* **Exercise requirements**:
Quote every line as written. Omit pictures.

-- Material provided start --

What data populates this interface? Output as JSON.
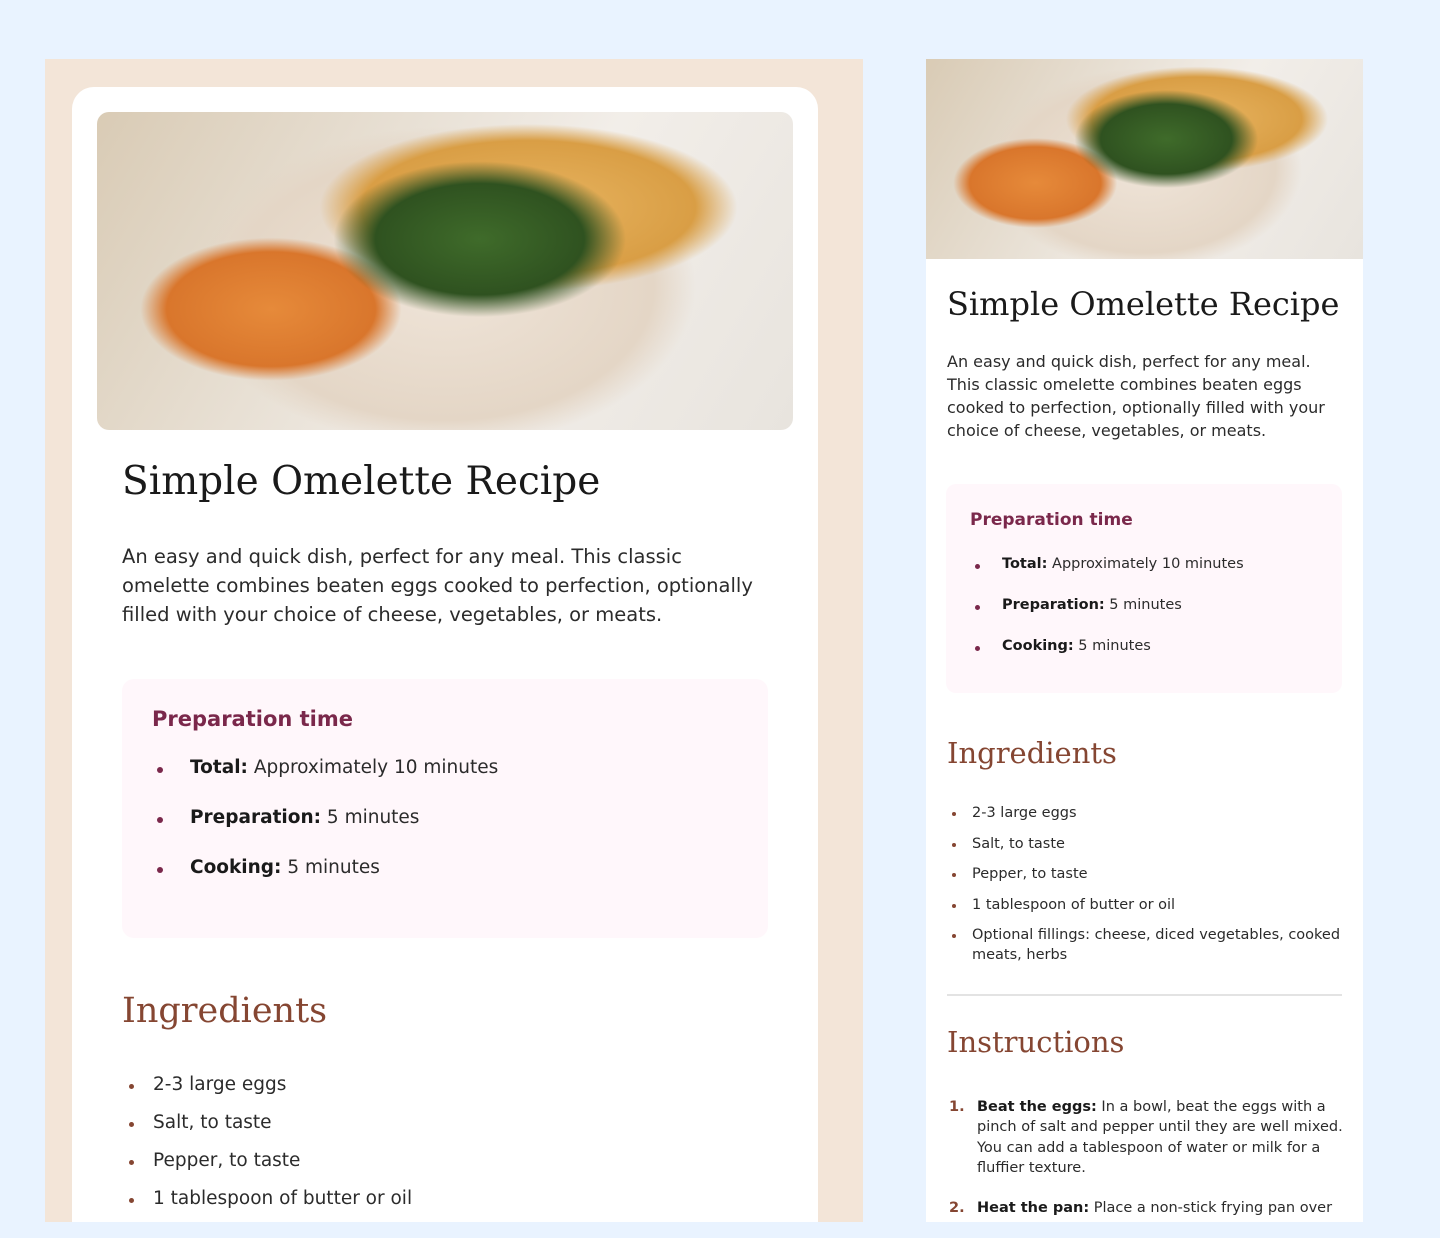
{
  "recipe": {
    "title": "Simple Omelette Recipe",
    "description": "An easy and quick dish, perfect for any meal. This classic omelette combines beaten eggs cooked to perfection, optionally filled with your choice of cheese, vegetables, or meats.",
    "prep": {
      "heading": "Preparation time",
      "items": [
        {
          "label": "Total:",
          "value": " Approximately 10 minutes"
        },
        {
          "label": "Preparation:",
          "value": " 5 minutes"
        },
        {
          "label": "Cooking:",
          "value": " 5 minutes"
        }
      ]
    },
    "ingredients": {
      "heading": "Ingredients",
      "items": [
        "2-3 large eggs",
        "Salt, to taste",
        "Pepper, to taste",
        "1 tablespoon of butter or oil",
        "Optional fillings: cheese, diced vegetables, cooked meats, herbs"
      ]
    },
    "instructions": {
      "heading": "Instructions",
      "items": [
        {
          "num": "1.",
          "label": "Beat the eggs:",
          "value": " In a bowl, beat the eggs with a pinch of salt and pepper until they are well mixed. You can add a tablespoon of water or milk for a fluffier texture."
        },
        {
          "num": "2.",
          "label": "Heat the pan:",
          "value": " Place a non-stick frying pan over"
        }
      ]
    }
  },
  "colors": {
    "page_bg": "#e9f3ff",
    "desktop_bg": "#f3e5d8",
    "accent_rose": "#7a284b",
    "accent_brown": "#854632",
    "prep_bg": "#fff7fb"
  }
}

-- Material provided end --

* **Correct response**:
What data populates this interface? Output as JSON.
{
  "recipe": {
    "title": "Simple Omelette Recipe",
    "description": "An easy and quick dish, perfect for any meal. This classic omelette combines beaten eggs cooked to perfection, optionally filled with your choice of cheese, vegetables, or meats.",
    "prep": {
      "heading": "Preparation time",
      "items": [
        {
          "label": "Total:",
          "value": " Approximately 10 minutes"
        },
        {
          "label": "Preparation:",
          "value": " 5 minutes"
        },
        {
          "label": "Cooking:",
          "value": " 5 minutes"
        }
      ]
    },
    "ingredients": {
      "heading": "Ingredients",
      "items": [
        "2-3 large eggs",
        "Salt, to taste",
        "Pepper, to taste",
        "1 tablespoon of butter or oil",
        "Optional fillings: cheese, diced vegetables, cooked meats, herbs"
      ]
    },
    "instructions": {
      "heading": "Instructions",
      "items": [
        {
          "num": "1.",
          "label": "Beat the eggs:",
          "value": " In a bowl, beat the eggs with a pinch of salt and pepper until they are well mixed. You can add a tablespoon of water or milk for a fluffier texture."
        },
        {
          "num": "2.",
          "label": "Heat the pan:",
          "value": " Place a non-stick frying pan over"
        }
      ]
    }
  },
  "colors": {
    "page_bg": "#e9f3ff",
    "desktop_bg": "#f3e5d8",
    "accent_rose": "#7a284b",
    "accent_brown": "#854632",
    "prep_bg": "#fff7fb"
  }
}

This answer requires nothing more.